* begin Data shown *

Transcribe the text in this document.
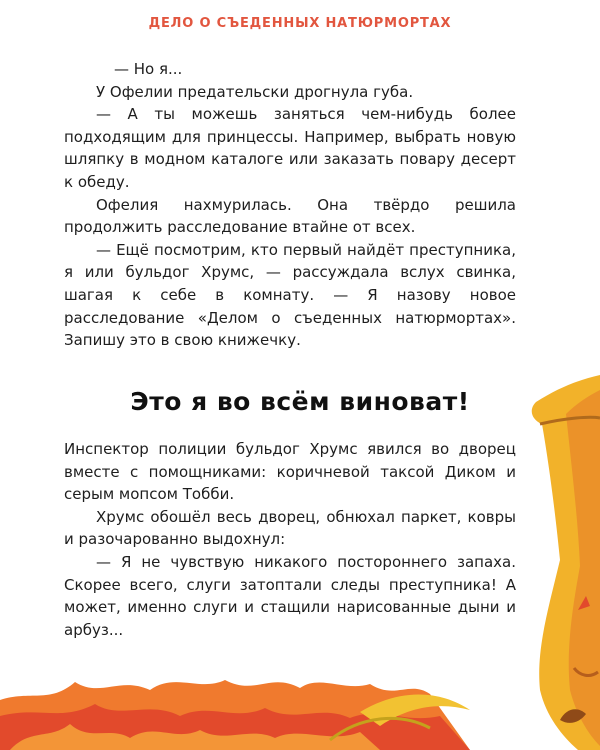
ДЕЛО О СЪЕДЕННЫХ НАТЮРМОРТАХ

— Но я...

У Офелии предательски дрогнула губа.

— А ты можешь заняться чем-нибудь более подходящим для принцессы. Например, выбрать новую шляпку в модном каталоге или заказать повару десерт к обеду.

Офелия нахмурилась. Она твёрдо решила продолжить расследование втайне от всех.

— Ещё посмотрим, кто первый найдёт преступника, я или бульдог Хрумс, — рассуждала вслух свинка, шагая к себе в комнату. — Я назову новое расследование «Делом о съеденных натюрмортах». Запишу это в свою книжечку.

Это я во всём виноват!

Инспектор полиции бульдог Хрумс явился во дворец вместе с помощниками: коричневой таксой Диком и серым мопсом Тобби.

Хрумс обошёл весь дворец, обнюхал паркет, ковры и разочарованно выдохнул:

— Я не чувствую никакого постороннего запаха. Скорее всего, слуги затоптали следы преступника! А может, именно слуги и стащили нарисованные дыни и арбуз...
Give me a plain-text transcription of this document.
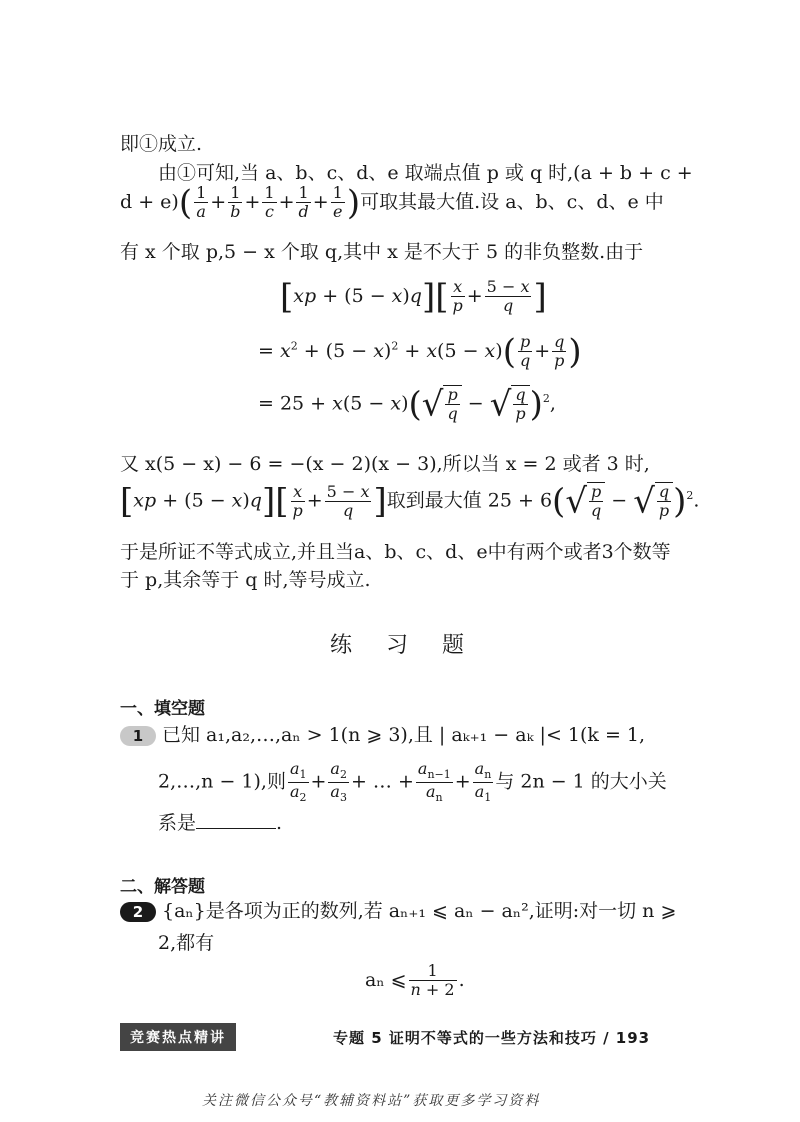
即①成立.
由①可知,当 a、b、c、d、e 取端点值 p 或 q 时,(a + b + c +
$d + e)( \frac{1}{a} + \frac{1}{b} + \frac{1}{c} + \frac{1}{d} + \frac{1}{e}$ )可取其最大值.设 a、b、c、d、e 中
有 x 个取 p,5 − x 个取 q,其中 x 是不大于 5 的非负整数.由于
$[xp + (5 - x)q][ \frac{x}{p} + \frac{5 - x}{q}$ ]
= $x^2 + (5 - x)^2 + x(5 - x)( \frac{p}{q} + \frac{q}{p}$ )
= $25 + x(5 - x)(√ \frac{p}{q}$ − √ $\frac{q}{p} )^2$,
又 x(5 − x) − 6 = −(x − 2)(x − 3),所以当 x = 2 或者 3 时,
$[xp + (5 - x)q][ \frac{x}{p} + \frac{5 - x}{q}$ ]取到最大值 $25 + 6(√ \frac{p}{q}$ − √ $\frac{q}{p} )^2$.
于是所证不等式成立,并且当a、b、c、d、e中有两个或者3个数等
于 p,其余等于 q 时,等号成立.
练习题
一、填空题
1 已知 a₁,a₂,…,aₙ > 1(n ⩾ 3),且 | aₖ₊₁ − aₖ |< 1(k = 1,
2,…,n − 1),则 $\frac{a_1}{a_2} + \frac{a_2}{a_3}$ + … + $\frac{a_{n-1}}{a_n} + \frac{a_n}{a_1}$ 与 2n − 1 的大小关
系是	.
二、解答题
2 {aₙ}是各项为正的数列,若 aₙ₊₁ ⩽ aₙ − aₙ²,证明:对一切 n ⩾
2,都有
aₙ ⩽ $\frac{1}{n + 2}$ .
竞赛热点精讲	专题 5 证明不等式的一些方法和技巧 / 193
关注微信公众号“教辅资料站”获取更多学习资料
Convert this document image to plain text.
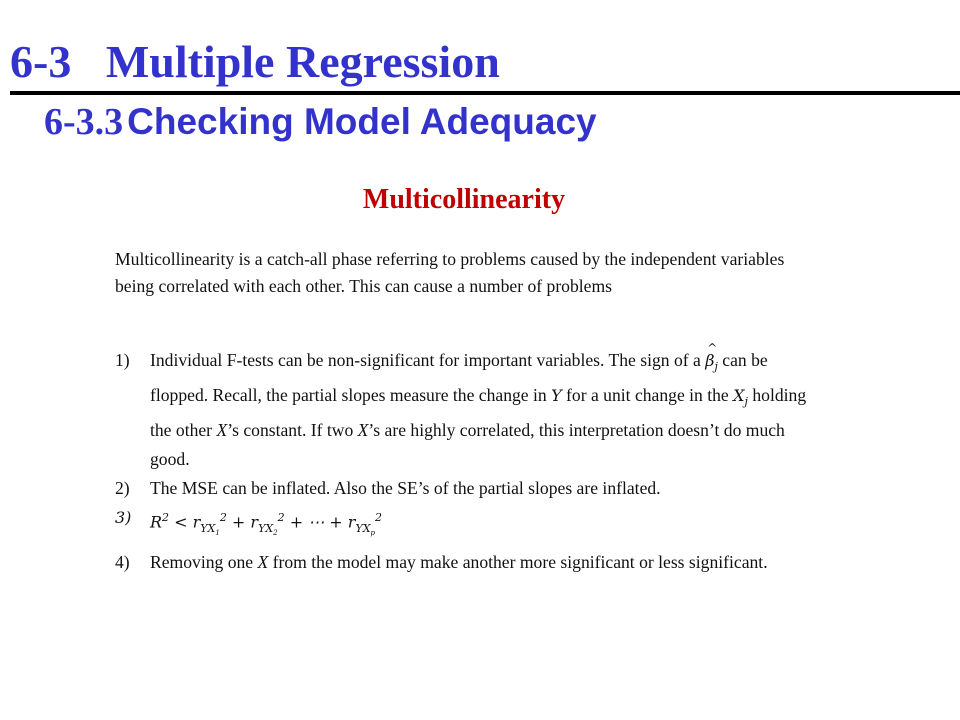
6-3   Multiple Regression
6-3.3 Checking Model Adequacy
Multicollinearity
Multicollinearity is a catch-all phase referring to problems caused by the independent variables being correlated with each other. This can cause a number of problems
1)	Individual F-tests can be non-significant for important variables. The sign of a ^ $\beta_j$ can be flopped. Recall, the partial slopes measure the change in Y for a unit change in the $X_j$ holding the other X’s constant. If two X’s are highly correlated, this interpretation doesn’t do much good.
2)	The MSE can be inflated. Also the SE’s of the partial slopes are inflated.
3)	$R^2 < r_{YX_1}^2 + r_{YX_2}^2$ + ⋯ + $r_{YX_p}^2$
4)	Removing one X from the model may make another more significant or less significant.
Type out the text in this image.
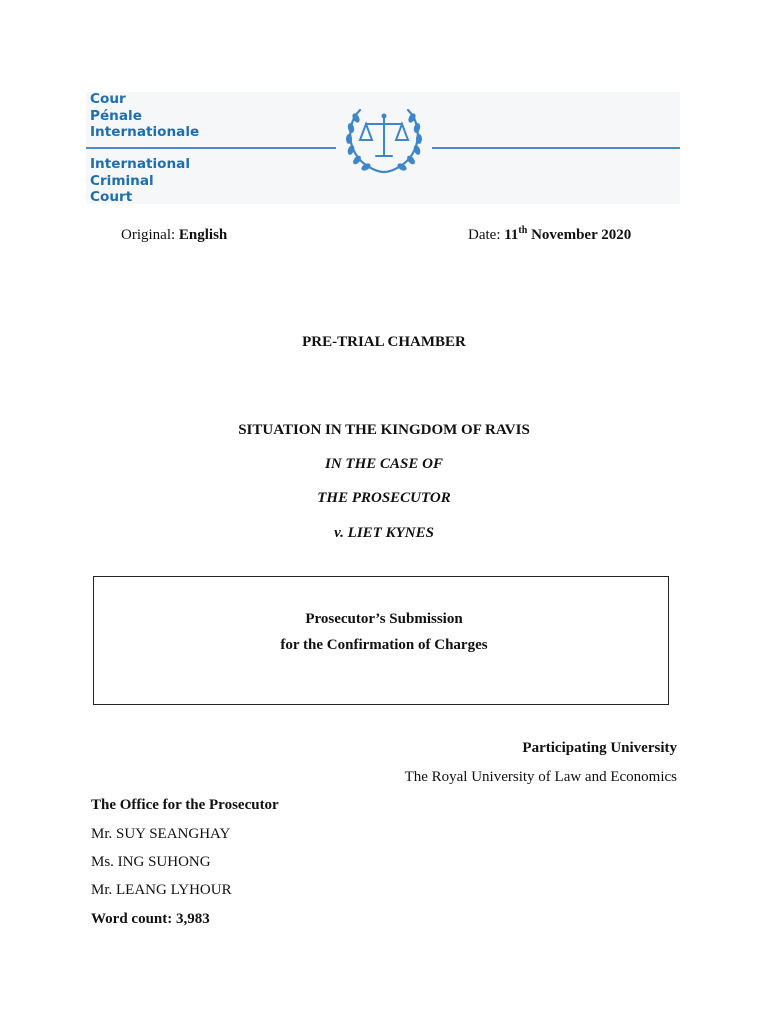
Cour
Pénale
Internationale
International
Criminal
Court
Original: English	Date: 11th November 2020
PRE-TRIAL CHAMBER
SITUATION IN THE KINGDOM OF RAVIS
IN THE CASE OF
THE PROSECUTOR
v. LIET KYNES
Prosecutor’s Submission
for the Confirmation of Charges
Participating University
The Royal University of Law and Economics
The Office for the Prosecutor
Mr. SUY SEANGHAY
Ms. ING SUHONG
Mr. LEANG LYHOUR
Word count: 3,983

* end Data shown *

**The task**. Only lines holding the string "text" are wanted; gather each one from the entries above.

**In response**.
Transcribe the text in this document.
Give me a plain-text transcription of this document.
Convert this document image to plain text.
Type out the text in this image.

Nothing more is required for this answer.